• [Stated goal]: From the entries below, copy every line where the string "msvc" appears.

• [Excerpted records]:
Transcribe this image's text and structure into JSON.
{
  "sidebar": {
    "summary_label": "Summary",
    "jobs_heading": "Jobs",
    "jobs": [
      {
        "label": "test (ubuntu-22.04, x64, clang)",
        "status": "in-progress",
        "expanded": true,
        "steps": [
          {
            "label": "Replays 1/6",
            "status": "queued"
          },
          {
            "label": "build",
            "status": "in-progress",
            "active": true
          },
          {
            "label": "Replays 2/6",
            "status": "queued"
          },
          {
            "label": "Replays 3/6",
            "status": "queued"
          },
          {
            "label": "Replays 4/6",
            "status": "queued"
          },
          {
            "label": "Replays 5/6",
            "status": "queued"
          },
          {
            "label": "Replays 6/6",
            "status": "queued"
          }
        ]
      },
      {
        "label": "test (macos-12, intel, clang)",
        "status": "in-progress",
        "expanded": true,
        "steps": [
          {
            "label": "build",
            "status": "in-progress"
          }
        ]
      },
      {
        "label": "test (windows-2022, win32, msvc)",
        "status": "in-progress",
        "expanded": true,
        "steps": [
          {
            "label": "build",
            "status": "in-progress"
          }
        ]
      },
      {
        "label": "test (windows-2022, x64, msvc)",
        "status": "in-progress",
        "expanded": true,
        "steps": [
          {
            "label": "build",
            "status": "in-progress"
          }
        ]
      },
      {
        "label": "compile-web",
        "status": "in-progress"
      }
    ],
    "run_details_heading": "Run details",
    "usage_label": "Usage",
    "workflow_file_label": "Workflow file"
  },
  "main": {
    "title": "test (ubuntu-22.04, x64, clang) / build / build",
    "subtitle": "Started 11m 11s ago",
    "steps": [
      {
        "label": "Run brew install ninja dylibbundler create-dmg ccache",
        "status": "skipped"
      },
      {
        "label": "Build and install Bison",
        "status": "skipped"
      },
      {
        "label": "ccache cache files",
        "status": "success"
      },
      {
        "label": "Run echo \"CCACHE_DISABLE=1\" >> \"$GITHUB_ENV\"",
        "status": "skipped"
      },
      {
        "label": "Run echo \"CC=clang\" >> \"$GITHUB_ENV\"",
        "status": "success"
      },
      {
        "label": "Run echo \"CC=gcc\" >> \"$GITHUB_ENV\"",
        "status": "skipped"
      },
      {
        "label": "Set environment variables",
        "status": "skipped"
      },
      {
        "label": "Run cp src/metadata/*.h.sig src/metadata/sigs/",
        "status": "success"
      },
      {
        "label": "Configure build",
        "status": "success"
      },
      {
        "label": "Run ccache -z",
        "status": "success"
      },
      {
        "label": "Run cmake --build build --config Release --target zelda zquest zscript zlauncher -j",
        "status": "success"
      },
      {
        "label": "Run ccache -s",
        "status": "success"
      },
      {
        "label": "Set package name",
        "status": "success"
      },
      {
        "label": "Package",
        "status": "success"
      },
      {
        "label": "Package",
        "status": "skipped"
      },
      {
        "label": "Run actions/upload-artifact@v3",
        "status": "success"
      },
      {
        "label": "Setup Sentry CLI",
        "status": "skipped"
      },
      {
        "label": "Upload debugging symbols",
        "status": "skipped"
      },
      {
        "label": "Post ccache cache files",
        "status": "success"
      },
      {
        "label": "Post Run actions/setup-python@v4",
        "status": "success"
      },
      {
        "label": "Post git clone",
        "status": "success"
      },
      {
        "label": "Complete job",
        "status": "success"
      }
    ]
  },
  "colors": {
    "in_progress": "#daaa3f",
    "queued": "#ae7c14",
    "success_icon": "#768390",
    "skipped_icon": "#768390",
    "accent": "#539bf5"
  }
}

• [Solution]:
        "label": "test (windows-2022, win32, msvc)",
        "label": "test (windows-2022, x64, msvc)",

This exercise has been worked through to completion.